# TASK STATEMENT
Gather each line of the entries below that includes "this".

— BEGIN SUPPLIED DATA —

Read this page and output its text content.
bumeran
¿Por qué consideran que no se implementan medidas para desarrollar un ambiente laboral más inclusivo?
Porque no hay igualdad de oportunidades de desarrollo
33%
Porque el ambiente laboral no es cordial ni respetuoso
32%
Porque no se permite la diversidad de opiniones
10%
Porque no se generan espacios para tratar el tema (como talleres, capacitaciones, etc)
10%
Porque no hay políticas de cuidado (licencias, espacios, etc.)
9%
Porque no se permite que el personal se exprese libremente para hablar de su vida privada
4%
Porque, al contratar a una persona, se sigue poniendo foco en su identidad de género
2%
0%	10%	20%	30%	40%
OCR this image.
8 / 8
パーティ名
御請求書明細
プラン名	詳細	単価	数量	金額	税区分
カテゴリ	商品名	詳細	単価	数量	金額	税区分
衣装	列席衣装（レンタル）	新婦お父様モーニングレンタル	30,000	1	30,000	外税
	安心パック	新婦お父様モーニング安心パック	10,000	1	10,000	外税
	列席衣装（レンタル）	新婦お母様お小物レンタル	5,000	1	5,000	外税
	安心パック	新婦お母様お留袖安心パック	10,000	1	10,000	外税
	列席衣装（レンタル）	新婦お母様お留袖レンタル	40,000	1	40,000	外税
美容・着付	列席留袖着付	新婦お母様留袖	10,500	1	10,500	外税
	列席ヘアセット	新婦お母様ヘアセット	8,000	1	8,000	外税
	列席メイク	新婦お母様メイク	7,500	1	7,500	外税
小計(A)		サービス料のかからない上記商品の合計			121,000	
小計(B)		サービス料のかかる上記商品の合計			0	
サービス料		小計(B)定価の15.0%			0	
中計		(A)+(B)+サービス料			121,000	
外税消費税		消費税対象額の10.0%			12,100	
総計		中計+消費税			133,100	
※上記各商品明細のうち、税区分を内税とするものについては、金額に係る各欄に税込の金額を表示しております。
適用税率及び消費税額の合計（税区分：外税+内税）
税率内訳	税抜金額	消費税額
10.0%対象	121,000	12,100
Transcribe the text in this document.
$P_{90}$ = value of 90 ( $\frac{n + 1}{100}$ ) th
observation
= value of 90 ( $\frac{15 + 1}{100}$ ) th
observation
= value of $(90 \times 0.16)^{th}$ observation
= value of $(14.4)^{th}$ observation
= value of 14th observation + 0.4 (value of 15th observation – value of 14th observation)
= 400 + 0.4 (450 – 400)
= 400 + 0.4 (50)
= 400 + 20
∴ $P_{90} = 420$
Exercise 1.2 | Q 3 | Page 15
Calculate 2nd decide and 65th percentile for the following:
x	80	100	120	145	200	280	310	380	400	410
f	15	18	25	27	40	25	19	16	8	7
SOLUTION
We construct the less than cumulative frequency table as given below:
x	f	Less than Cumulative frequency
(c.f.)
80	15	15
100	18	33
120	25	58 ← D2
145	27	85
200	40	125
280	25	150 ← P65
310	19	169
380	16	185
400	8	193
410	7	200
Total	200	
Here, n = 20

— END SUPPLIED DATA —

# FINAL RESULT
Read this page and output its text content.
OCR this image.
Transcribe the text in this document.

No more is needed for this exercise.